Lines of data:
+ + + + + + +

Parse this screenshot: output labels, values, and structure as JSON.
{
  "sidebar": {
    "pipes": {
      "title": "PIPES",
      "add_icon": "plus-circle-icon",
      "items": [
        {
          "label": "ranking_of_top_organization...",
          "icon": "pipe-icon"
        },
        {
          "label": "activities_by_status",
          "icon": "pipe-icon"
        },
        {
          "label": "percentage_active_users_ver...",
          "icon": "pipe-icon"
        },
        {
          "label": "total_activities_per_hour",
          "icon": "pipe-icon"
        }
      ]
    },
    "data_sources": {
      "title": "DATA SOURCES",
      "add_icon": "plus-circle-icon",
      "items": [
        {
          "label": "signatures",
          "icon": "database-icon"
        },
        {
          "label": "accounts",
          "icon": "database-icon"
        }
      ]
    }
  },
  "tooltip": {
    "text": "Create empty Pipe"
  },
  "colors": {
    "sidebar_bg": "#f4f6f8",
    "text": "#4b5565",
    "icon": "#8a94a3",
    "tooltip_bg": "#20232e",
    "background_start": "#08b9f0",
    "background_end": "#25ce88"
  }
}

+ + + + + + +

Exercise:
Output the listing above word for word.

Answer to this problem:
Parse this screenshot: output labels, values, and structure as JSON.
{
  "sidebar": {
    "pipes": {
      "title": "PIPES",
      "add_icon": "plus-circle-icon",
      "items": [
        {
          "label": "ranking_of_top_organization...",
          "icon": "pipe-icon"
        },
        {
          "label": "activities_by_status",
          "icon": "pipe-icon"
        },
        {
          "label": "percentage_active_users_ver...",
          "icon": "pipe-icon"
        },
        {
          "label": "total_activities_per_hour",
          "icon": "pipe-icon"
        }
      ]
    },
    "data_sources": {
      "title": "DATA SOURCES",
      "add_icon": "plus-circle-icon",
      "items": [
        {
          "label": "signatures",
          "icon": "database-icon"
        },
        {
          "label": "accounts",
          "icon": "database-icon"
        }
      ]
    }
  },
  "tooltip": {
    "text": "Create empty Pipe"
  },
  "colors": {
    "sidebar_bg": "#f4f6f8",
    "text": "#4b5565",
    "icon": "#8a94a3",
    "tooltip_bg": "#20232e",
    "background_start": "#08b9f0",
    "background_end": "#25ce88"
  }
}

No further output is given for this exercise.